(Data records)
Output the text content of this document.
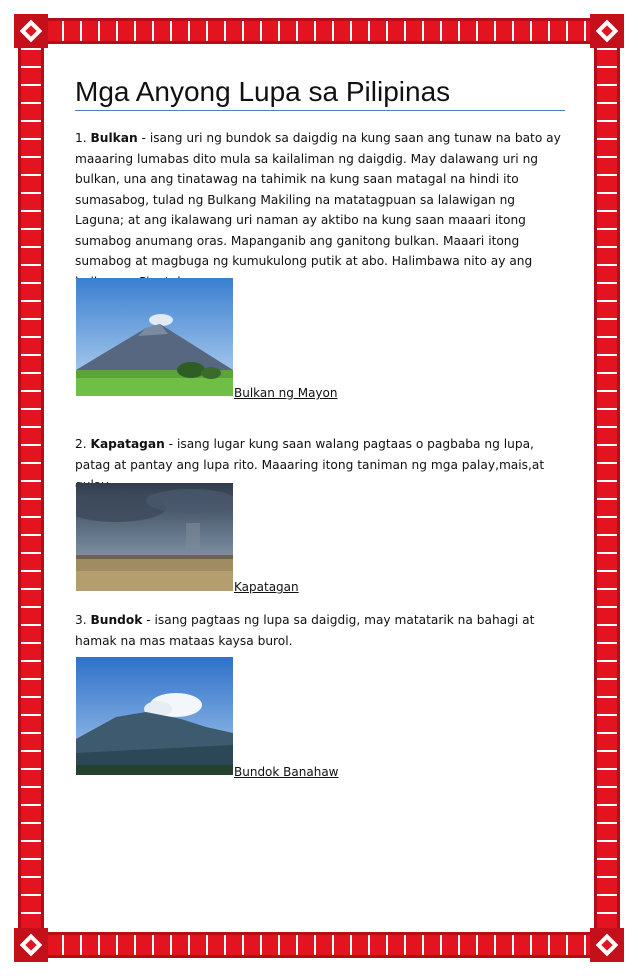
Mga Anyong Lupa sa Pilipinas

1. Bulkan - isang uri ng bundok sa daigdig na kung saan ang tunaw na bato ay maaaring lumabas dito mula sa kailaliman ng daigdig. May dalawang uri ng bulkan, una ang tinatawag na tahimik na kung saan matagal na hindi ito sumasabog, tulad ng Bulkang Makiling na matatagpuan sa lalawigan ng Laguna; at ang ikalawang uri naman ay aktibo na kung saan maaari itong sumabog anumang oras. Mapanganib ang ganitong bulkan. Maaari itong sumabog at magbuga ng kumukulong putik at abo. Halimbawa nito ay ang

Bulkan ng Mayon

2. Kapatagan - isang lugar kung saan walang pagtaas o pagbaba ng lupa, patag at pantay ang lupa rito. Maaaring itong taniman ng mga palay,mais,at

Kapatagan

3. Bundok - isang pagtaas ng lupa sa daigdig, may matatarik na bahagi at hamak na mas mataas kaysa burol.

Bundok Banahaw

→ What you need to do:
Give every line above again exactly, with no pictures.

→ Correct result:
Output the text content of this document.
Mga Anyong Lupa sa Pilipinas

1. Bulkan - isang uri ng bundok sa daigdig na kung saan ang tunaw na bato ay maaaring lumabas dito mula sa kailaliman ng daigdig. May dalawang uri ng bulkan, una ang tinatawag na tahimik na kung saan matagal na hindi ito sumasabog, tulad ng Bulkang Makiling na matatagpuan sa lalawigan ng Laguna; at ang ikalawang uri naman ay aktibo na kung saan maaari itong sumabog anumang oras. Mapanganib ang ganitong bulkan. Maaari itong sumabog at magbuga ng kumukulong putik at abo. Halimbawa nito ay ang

Bulkan ng Mayon

2. Kapatagan - isang lugar kung saan walang pagtaas o pagbaba ng lupa, patag at pantay ang lupa rito. Maaaring itong taniman ng mga palay,mais,at

Kapatagan

3. Bundok - isang pagtaas ng lupa sa daigdig, may matatarik na bahagi at hamak na mas mataas kaysa burol.

Bundok Banahaw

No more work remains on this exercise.